-------- Records for the task

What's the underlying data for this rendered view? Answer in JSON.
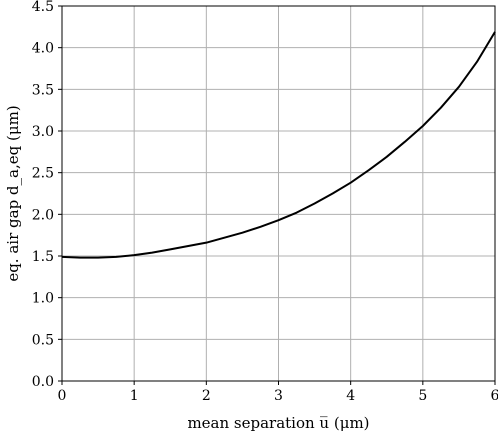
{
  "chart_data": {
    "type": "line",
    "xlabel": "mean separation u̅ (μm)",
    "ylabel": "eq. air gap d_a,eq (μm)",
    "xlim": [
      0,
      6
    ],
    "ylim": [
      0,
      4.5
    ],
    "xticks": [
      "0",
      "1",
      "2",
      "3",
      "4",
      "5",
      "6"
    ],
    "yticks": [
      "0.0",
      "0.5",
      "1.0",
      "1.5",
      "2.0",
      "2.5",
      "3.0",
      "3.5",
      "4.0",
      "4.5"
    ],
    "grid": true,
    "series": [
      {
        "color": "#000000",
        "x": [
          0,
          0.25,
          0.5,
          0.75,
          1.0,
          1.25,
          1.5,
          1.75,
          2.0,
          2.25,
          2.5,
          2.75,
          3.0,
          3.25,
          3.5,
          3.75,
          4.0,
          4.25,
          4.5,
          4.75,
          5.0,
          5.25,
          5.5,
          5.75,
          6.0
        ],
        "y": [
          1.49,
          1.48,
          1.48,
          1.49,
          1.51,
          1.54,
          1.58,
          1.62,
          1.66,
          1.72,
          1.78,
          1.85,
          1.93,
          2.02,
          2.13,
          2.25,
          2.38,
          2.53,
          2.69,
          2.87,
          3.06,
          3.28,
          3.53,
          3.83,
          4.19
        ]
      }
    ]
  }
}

----------------

*Given problem*. Without the pictures, output the full listing exactly as it stands.

*Exercise response*.
What's the underlying data for this rendered view? Answer in JSON.
{
  "chart_data": {
    "type": "line",
    "xlabel": "mean separation u̅ (μm)",
    "ylabel": "eq. air gap d_a,eq (μm)",
    "xlim": [
      0,
      6
    ],
    "ylim": [
      0,
      4.5
    ],
    "xticks": [
      "0",
      "1",
      "2",
      "3",
      "4",
      "5",
      "6"
    ],
    "yticks": [
      "0.0",
      "0.5",
      "1.0",
      "1.5",
      "2.0",
      "2.5",
      "3.0",
      "3.5",
      "4.0",
      "4.5"
    ],
    "grid": true,
    "series": [
      {
        "color": "#000000",
        "x": [
          0,
          0.25,
          0.5,
          0.75,
          1.0,
          1.25,
          1.5,
          1.75,
          2.0,
          2.25,
          2.5,
          2.75,
          3.0,
          3.25,
          3.5,
          3.75,
          4.0,
          4.25,
          4.5,
          4.75,
          5.0,
          5.25,
          5.5,
          5.75,
          6.0
        ],
        "y": [
          1.49,
          1.48,
          1.48,
          1.49,
          1.51,
          1.54,
          1.58,
          1.62,
          1.66,
          1.72,
          1.78,
          1.85,
          1.93,
          2.02,
          2.13,
          2.25,
          2.38,
          2.53,
          2.69,
          2.87,
          3.06,
          3.28,
          3.53,
          3.83,
          4.19
        ]
      }
    ]
  }
}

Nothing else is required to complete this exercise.